Data records:
+---+

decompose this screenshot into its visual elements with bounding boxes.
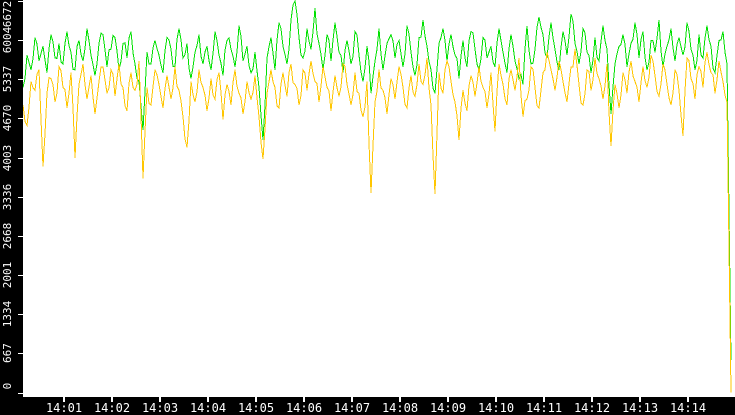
x-tick (495, 397, 497, 402)
series-yellow (23, 49, 732, 393)
x-axis-strip (0, 397, 735, 415)
y-tick (18, 118, 23, 119)
x-tick-label: 14:02 (93, 401, 131, 415)
y-tick (18, 275, 23, 276)
y-tick-label: 5337 (1, 66, 14, 93)
y-tick-label: 2001 (1, 261, 14, 289)
y-tick-label: 4670 (1, 105, 14, 132)
y-tick (18, 1, 23, 2)
x-tick-label: 14:12 (573, 401, 611, 415)
y-tick-label: 667 (1, 343, 14, 364)
x-tick-label: 14:14 (669, 401, 707, 415)
x-tick (111, 397, 113, 402)
y-tick-label: 6672 (1, 0, 14, 28)
x-tick (255, 397, 257, 402)
x-tick (591, 397, 593, 402)
series-green (23, 0, 732, 361)
x-tick-label: 14:04 (189, 401, 227, 415)
x-tick (303, 397, 305, 402)
x-tick (63, 397, 65, 402)
chart-plot-area (23, 0, 732, 393)
x-tick-label: 14:07 (333, 401, 371, 415)
x-tick-label: 14:03 (141, 401, 179, 415)
x-tick (639, 397, 641, 402)
x-tick-label: 14:10 (477, 401, 515, 415)
x-tick (543, 397, 545, 402)
y-tick-label: 2668 (1, 222, 14, 250)
x-tick (399, 397, 401, 402)
x-tick-label: 14:01 (45, 401, 83, 415)
x-tick-label: 14:13 (621, 401, 659, 415)
x-tick-label: 14:06 (285, 401, 323, 415)
x-tick (447, 397, 449, 402)
y-tick (18, 236, 23, 237)
x-tick-label: 14:08 (381, 401, 419, 415)
x-tick-label: 14:11 (525, 401, 563, 415)
y-tick (18, 393, 23, 394)
x-tick (207, 397, 209, 402)
x-tick-label: 14:09 (429, 401, 467, 415)
y-tick (18, 314, 23, 315)
y-tick (18, 353, 23, 354)
x-tick-label: 14:05 (237, 401, 275, 415)
y-tick (18, 79, 23, 80)
y-tick-label: 1334 (1, 300, 14, 328)
x-tick (687, 397, 689, 402)
y-tick-label: 3336 (1, 183, 14, 211)
y-axis-strip (0, 0, 23, 415)
y-tick (18, 197, 23, 198)
y-tick (18, 158, 23, 159)
x-tick (351, 397, 353, 402)
y-tick-label: 4003 (1, 144, 14, 171)
x-tick (159, 397, 161, 402)
y-tick (18, 40, 23, 41)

+---+

* [What you need to do]
Rewrite every item above with each "series-green" swapped for "series-teal" and all other text left unchanged. Leave the pictures out.

* [Solution to the exercise]
decompose this screenshot into its visual elements with bounding boxes.
x-tick (495, 397, 497, 402)
series-yellow (23, 49, 732, 393)
x-axis-strip (0, 397, 735, 415)
y-tick (18, 118, 23, 119)
x-tick-label: 14:02 (93, 401, 131, 415)
y-tick (18, 275, 23, 276)
y-tick-label: 5337 (1, 66, 14, 93)
y-tick-label: 2001 (1, 261, 14, 289)
y-tick-label: 4670 (1, 105, 14, 132)
y-tick (18, 1, 23, 2)
x-tick-label: 14:12 (573, 401, 611, 415)
y-tick-label: 667 (1, 343, 14, 364)
x-tick-label: 14:14 (669, 401, 707, 415)
x-tick (111, 397, 113, 402)
y-tick-label: 6672 (1, 0, 14, 28)
x-tick (255, 397, 257, 402)
x-tick (591, 397, 593, 402)
series-teal (23, 0, 732, 361)
x-tick-label: 14:04 (189, 401, 227, 415)
x-tick (303, 397, 305, 402)
x-tick (63, 397, 65, 402)
chart-plot-area (23, 0, 732, 393)
x-tick-label: 14:07 (333, 401, 371, 415)
x-tick-label: 14:03 (141, 401, 179, 415)
x-tick (639, 397, 641, 402)
x-tick-label: 14:10 (477, 401, 515, 415)
x-tick (543, 397, 545, 402)
y-tick-label: 2668 (1, 222, 14, 250)
x-tick (399, 397, 401, 402)
x-tick-label: 14:01 (45, 401, 83, 415)
x-tick-label: 14:13 (621, 401, 659, 415)
x-tick-label: 14:06 (285, 401, 323, 415)
x-tick (447, 397, 449, 402)
y-tick (18, 236, 23, 237)
x-tick-label: 14:08 (381, 401, 419, 415)
x-tick-label: 14:11 (525, 401, 563, 415)
y-tick (18, 393, 23, 394)
x-tick (207, 397, 209, 402)
x-tick-label: 14:09 (429, 401, 467, 415)
y-tick (18, 314, 23, 315)
y-tick (18, 353, 23, 354)
x-tick-label: 14:05 (237, 401, 275, 415)
y-tick (18, 79, 23, 80)
y-tick-label: 1334 (1, 300, 14, 328)
x-tick (687, 397, 689, 402)
y-tick-label: 3336 (1, 183, 14, 211)
y-axis-strip (0, 0, 23, 415)
y-tick (18, 197, 23, 198)
y-tick (18, 158, 23, 159)
x-tick (351, 397, 353, 402)
y-tick-label: 4003 (1, 144, 14, 171)
x-tick (159, 397, 161, 402)
y-tick (18, 40, 23, 41)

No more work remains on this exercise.